Update the listing from its start through the line containing "switch-label: Switch <box>934", inclusive, changing "Adaptive Routing" to "Dynamic Routing" and leaving everything else as it is.

::::::::::

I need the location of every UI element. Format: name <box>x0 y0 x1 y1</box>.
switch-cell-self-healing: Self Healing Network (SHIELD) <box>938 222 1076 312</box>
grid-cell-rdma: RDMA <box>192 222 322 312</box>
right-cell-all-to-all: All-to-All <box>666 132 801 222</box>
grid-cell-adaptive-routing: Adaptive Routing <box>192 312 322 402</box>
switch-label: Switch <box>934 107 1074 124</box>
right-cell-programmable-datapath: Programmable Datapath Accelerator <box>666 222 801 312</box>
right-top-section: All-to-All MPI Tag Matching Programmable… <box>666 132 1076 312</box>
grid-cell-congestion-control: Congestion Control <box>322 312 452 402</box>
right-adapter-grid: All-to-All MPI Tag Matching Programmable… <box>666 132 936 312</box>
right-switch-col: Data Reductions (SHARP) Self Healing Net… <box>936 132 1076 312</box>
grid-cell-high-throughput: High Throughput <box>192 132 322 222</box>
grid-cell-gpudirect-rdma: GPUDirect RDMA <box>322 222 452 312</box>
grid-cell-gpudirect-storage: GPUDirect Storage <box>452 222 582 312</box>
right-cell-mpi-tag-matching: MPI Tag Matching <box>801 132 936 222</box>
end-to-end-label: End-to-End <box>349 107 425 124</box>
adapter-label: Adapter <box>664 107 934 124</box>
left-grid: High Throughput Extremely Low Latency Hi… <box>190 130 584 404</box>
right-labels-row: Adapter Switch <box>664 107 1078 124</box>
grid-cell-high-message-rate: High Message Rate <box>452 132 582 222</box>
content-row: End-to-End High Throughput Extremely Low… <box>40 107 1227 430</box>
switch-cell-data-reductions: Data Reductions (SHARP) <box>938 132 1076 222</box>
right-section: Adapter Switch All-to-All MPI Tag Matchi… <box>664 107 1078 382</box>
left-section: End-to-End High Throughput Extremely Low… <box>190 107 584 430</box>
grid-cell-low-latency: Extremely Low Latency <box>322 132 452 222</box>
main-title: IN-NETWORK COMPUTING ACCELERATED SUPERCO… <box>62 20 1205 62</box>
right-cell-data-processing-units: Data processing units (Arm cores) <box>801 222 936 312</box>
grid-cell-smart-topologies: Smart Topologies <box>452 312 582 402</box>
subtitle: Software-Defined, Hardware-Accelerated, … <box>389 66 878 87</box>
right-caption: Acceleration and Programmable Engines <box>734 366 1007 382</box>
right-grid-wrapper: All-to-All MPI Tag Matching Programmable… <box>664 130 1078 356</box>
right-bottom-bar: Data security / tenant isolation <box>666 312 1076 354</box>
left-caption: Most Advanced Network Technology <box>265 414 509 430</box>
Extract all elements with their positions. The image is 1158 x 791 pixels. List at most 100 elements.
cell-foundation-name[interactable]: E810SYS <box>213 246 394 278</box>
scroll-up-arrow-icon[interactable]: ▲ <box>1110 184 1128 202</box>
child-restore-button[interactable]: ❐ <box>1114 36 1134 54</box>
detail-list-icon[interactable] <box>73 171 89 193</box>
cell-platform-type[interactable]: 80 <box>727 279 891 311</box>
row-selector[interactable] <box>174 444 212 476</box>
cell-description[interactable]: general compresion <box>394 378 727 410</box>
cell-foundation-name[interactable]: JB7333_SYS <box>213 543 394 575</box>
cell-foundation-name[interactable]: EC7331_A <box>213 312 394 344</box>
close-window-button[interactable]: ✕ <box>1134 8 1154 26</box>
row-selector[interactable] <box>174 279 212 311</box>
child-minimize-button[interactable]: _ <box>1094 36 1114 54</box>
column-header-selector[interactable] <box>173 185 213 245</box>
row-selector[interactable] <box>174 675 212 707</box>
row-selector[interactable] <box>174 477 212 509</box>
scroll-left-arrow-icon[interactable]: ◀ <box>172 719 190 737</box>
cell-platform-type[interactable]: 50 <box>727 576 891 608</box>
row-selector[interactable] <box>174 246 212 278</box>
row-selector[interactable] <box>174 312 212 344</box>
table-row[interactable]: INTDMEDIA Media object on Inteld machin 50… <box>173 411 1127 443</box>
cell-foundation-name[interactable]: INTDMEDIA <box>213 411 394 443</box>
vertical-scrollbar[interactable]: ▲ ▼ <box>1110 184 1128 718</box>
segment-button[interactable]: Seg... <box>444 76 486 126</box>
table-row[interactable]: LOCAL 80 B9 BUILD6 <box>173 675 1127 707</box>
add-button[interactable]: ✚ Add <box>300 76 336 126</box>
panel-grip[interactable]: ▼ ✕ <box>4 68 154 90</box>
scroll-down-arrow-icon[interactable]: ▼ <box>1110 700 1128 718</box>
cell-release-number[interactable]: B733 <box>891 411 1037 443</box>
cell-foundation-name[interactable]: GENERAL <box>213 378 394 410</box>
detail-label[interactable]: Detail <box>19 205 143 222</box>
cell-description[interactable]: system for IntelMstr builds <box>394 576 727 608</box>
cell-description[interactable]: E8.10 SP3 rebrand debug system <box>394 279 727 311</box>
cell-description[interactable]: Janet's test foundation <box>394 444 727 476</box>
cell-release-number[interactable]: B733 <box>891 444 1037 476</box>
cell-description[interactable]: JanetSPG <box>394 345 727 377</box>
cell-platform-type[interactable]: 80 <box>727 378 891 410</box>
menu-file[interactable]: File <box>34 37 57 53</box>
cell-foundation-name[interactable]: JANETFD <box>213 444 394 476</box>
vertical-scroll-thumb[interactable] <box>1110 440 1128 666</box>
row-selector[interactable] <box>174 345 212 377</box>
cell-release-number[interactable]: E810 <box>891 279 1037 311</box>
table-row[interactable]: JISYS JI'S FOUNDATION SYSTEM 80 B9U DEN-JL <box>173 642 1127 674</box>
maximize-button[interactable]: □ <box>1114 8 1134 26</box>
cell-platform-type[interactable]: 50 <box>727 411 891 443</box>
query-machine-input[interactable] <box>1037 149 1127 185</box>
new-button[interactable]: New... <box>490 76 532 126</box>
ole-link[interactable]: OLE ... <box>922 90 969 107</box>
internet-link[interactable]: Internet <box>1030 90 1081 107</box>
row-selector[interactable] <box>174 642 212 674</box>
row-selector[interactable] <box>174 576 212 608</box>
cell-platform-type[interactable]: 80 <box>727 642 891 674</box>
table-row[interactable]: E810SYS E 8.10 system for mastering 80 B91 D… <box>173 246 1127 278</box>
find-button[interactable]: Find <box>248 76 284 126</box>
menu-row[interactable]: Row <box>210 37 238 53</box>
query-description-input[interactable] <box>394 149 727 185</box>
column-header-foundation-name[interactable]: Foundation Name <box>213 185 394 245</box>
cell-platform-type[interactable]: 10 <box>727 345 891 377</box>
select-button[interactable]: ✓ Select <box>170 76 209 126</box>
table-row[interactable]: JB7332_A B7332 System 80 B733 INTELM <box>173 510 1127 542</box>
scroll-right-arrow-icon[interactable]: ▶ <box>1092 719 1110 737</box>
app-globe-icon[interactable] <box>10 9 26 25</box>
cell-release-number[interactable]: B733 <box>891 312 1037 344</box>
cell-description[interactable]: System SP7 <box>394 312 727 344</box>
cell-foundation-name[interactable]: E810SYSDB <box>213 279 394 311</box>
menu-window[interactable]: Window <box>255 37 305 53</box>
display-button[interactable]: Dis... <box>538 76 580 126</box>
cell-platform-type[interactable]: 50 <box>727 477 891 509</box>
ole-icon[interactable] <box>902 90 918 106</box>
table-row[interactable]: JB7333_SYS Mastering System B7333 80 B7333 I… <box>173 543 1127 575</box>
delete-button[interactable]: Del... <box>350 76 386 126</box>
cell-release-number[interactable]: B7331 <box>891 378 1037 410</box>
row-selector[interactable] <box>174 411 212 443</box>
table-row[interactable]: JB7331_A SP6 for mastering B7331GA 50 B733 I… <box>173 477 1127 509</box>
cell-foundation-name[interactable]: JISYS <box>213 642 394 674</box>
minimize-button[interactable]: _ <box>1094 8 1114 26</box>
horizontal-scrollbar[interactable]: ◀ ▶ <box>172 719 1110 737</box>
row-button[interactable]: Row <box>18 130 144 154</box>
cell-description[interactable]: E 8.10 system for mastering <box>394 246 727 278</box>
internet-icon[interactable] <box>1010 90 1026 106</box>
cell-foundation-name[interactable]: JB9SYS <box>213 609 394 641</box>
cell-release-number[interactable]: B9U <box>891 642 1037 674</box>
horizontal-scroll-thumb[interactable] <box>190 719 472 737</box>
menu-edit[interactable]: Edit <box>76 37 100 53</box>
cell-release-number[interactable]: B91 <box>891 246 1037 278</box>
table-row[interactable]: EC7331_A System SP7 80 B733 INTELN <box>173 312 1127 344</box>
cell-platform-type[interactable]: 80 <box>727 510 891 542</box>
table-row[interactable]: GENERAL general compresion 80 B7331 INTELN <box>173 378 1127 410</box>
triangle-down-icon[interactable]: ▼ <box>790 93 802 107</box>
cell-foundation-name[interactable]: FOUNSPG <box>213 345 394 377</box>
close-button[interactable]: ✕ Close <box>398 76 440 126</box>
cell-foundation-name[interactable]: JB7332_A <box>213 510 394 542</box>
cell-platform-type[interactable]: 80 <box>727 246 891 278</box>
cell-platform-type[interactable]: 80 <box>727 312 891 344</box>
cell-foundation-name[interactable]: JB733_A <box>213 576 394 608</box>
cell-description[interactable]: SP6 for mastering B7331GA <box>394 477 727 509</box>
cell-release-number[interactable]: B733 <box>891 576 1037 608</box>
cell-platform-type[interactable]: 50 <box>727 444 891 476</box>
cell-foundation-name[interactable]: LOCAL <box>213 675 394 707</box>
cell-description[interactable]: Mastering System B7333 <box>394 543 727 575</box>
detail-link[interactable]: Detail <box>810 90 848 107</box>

::::::::::

EXERCISE RESPONSE.
I need the location of every UI element. Format: name <box>x0 y0 x1 y1</box>.
switch-cell-self-healing: Self Healing Network (SHIELD) <box>938 222 1076 312</box>
grid-cell-rdma: RDMA <box>192 222 322 312</box>
right-cell-all-to-all: All-to-All <box>666 132 801 222</box>
grid-cell-adaptive-routing: Dynamic Routing <box>192 312 322 402</box>
switch-label: Switch <box>934 107 1074 124</box>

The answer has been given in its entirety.